## Start DATASET ENTRIES

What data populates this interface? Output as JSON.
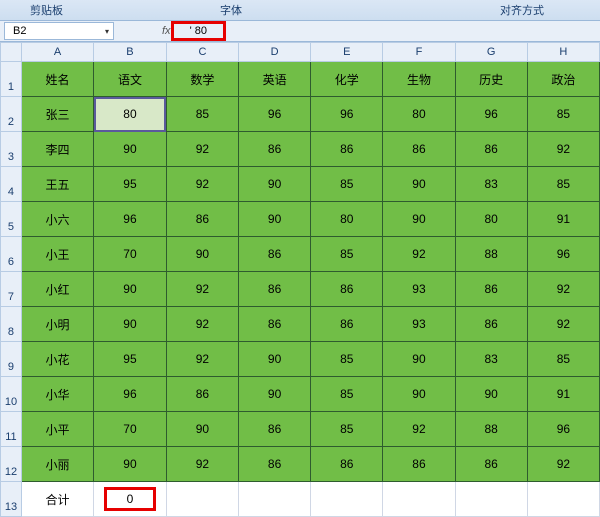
{
  "ribbon": {
    "group_clipboard": "剪贴板",
    "group_font": "字体",
    "group_align": "对齐方式"
  },
  "formula_bar": {
    "name_box": "B2",
    "fx": "fx",
    "value": "' 80"
  },
  "columns": [
    "A",
    "B",
    "C",
    "D",
    "E",
    "F",
    "G",
    "H"
  ],
  "rows": [
    "1",
    "2",
    "3",
    "4",
    "5",
    "6",
    "7",
    "8",
    "9",
    "10",
    "11",
    "12",
    "13"
  ],
  "headers": [
    "姓名",
    "语文",
    "数学",
    "英语",
    "化学",
    "生物",
    "历史",
    "政治"
  ],
  "data": [
    [
      "张三",
      "80",
      "85",
      "96",
      "96",
      "80",
      "96",
      "85"
    ],
    [
      "李四",
      "90",
      "92",
      "86",
      "86",
      "86",
      "86",
      "92"
    ],
    [
      "王五",
      "95",
      "92",
      "90",
      "85",
      "90",
      "83",
      "85"
    ],
    [
      "小六",
      "96",
      "86",
      "90",
      "80",
      "90",
      "80",
      "91"
    ],
    [
      "小王",
      "70",
      "90",
      "86",
      "85",
      "92",
      "88",
      "96"
    ],
    [
      "小红",
      "90",
      "92",
      "86",
      "86",
      "93",
      "86",
      "92"
    ],
    [
      "小明",
      "90",
      "92",
      "86",
      "86",
      "93",
      "86",
      "92"
    ],
    [
      "小花",
      "95",
      "92",
      "90",
      "85",
      "90",
      "83",
      "85"
    ],
    [
      "小华",
      "96",
      "86",
      "90",
      "85",
      "90",
      "90",
      "91"
    ],
    [
      "小平",
      "70",
      "90",
      "86",
      "85",
      "92",
      "88",
      "96"
    ],
    [
      "小丽",
      "90",
      "92",
      "86",
      "86",
      "86",
      "86",
      "92"
    ]
  ],
  "total_row": {
    "label": "合计",
    "value": "0"
  },
  "chart_data": {
    "type": "table",
    "title": "",
    "columns": [
      "姓名",
      "语文",
      "数学",
      "英语",
      "化学",
      "生物",
      "历史",
      "政治"
    ],
    "rows": [
      {
        "姓名": "张三",
        "语文": 80,
        "数学": 85,
        "英语": 96,
        "化学": 96,
        "生物": 80,
        "历史": 96,
        "政治": 85
      },
      {
        "姓名": "李四",
        "语文": 90,
        "数学": 92,
        "英语": 86,
        "化学": 86,
        "生物": 86,
        "历史": 86,
        "政治": 92
      },
      {
        "姓名": "王五",
        "语文": 95,
        "数学": 92,
        "英语": 90,
        "化学": 85,
        "生物": 90,
        "历史": 83,
        "政治": 85
      },
      {
        "姓名": "小六",
        "语文": 96,
        "数学": 86,
        "英语": 90,
        "化学": 80,
        "生物": 90,
        "历史": 80,
        "政治": 91
      },
      {
        "姓名": "小王",
        "语文": 70,
        "数学": 90,
        "英语": 86,
        "化学": 85,
        "生物": 92,
        "历史": 88,
        "政治": 96
      },
      {
        "姓名": "小红",
        "语文": 90,
        "数学": 92,
        "英语": 86,
        "化学": 86,
        "生物": 93,
        "历史": 86,
        "政治": 92
      },
      {
        "姓名": "小明",
        "语文": 90,
        "数学": 92,
        "英语": 86,
        "化学": 86,
        "生物": 93,
        "历史": 86,
        "政治": 92
      },
      {
        "姓名": "小花",
        "语文": 95,
        "数学": 92,
        "英语": 90,
        "化学": 85,
        "生物": 90,
        "历史": 83,
        "政治": 85
      },
      {
        "姓名": "小华",
        "语文": 96,
        "数学": 86,
        "英语": 90,
        "化学": 85,
        "生物": 90,
        "历史": 90,
        "政治": 91
      },
      {
        "姓名": "小平",
        "语文": 70,
        "数学": 90,
        "英语": 86,
        "化学": 85,
        "生物": 92,
        "历史": 88,
        "政治": 96
      },
      {
        "姓名": "小丽",
        "语文": 90,
        "数学": 92,
        "英语": 86,
        "化学": 86,
        "生物": 86,
        "历史": 86,
        "政治": 92
      }
    ],
    "total": {
      "label": "合计",
      "语文": 0
    }
  }
}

## End DATASET ENTRIES

• [WHAT IS EXPECTED]: Set the data above down again exactly as given, with no pictures.

• [REPLY TO THE EXERCISE]:
What data populates this interface? Output as JSON.
{
  "ribbon": {
    "group_clipboard": "剪贴板",
    "group_font": "字体",
    "group_align": "对齐方式"
  },
  "formula_bar": {
    "name_box": "B2",
    "fx": "fx",
    "value": "' 80"
  },
  "columns": [
    "A",
    "B",
    "C",
    "D",
    "E",
    "F",
    "G",
    "H"
  ],
  "rows": [
    "1",
    "2",
    "3",
    "4",
    "5",
    "6",
    "7",
    "8",
    "9",
    "10",
    "11",
    "12",
    "13"
  ],
  "headers": [
    "姓名",
    "语文",
    "数学",
    "英语",
    "化学",
    "生物",
    "历史",
    "政治"
  ],
  "data": [
    [
      "张三",
      "80",
      "85",
      "96",
      "96",
      "80",
      "96",
      "85"
    ],
    [
      "李四",
      "90",
      "92",
      "86",
      "86",
      "86",
      "86",
      "92"
    ],
    [
      "王五",
      "95",
      "92",
      "90",
      "85",
      "90",
      "83",
      "85"
    ],
    [
      "小六",
      "96",
      "86",
      "90",
      "80",
      "90",
      "80",
      "91"
    ],
    [
      "小王",
      "70",
      "90",
      "86",
      "85",
      "92",
      "88",
      "96"
    ],
    [
      "小红",
      "90",
      "92",
      "86",
      "86",
      "93",
      "86",
      "92"
    ],
    [
      "小明",
      "90",
      "92",
      "86",
      "86",
      "93",
      "86",
      "92"
    ],
    [
      "小花",
      "95",
      "92",
      "90",
      "85",
      "90",
      "83",
      "85"
    ],
    [
      "小华",
      "96",
      "86",
      "90",
      "85",
      "90",
      "90",
      "91"
    ],
    [
      "小平",
      "70",
      "90",
      "86",
      "85",
      "92",
      "88",
      "96"
    ],
    [
      "小丽",
      "90",
      "92",
      "86",
      "86",
      "86",
      "86",
      "92"
    ]
  ],
  "total_row": {
    "label": "合计",
    "value": "0"
  },
  "chart_data": {
    "type": "table",
    "title": "",
    "columns": [
      "姓名",
      "语文",
      "数学",
      "英语",
      "化学",
      "生物",
      "历史",
      "政治"
    ],
    "rows": [
      {
        "姓名": "张三",
        "语文": 80,
        "数学": 85,
        "英语": 96,
        "化学": 96,
        "生物": 80,
        "历史": 96,
        "政治": 85
      },
      {
        "姓名": "李四",
        "语文": 90,
        "数学": 92,
        "英语": 86,
        "化学": 86,
        "生物": 86,
        "历史": 86,
        "政治": 92
      },
      {
        "姓名": "王五",
        "语文": 95,
        "数学": 92,
        "英语": 90,
        "化学": 85,
        "生物": 90,
        "历史": 83,
        "政治": 85
      },
      {
        "姓名": "小六",
        "语文": 96,
        "数学": 86,
        "英语": 90,
        "化学": 80,
        "生物": 90,
        "历史": 80,
        "政治": 91
      },
      {
        "姓名": "小王",
        "语文": 70,
        "数学": 90,
        "英语": 86,
        "化学": 85,
        "生物": 92,
        "历史": 88,
        "政治": 96
      },
      {
        "姓名": "小红",
        "语文": 90,
        "数学": 92,
        "英语": 86,
        "化学": 86,
        "生物": 93,
        "历史": 86,
        "政治": 92
      },
      {
        "姓名": "小明",
        "语文": 90,
        "数学": 92,
        "英语": 86,
        "化学": 86,
        "生物": 93,
        "历史": 86,
        "政治": 92
      },
      {
        "姓名": "小花",
        "语文": 95,
        "数学": 92,
        "英语": 90,
        "化学": 85,
        "生物": 90,
        "历史": 83,
        "政治": 85
      },
      {
        "姓名": "小华",
        "语文": 96,
        "数学": 86,
        "英语": 90,
        "化学": 85,
        "生物": 90,
        "历史": 90,
        "政治": 91
      },
      {
        "姓名": "小平",
        "语文": 70,
        "数学": 90,
        "英语": 86,
        "化学": 85,
        "生物": 92,
        "历史": 88,
        "政治": 96
      },
      {
        "姓名": "小丽",
        "语文": 90,
        "数学": 92,
        "英语": 86,
        "化学": 86,
        "生物": 86,
        "历史": 86,
        "政治": 92
      }
    ],
    "total": {
      "label": "合计",
      "语文": 0
    }
  }
}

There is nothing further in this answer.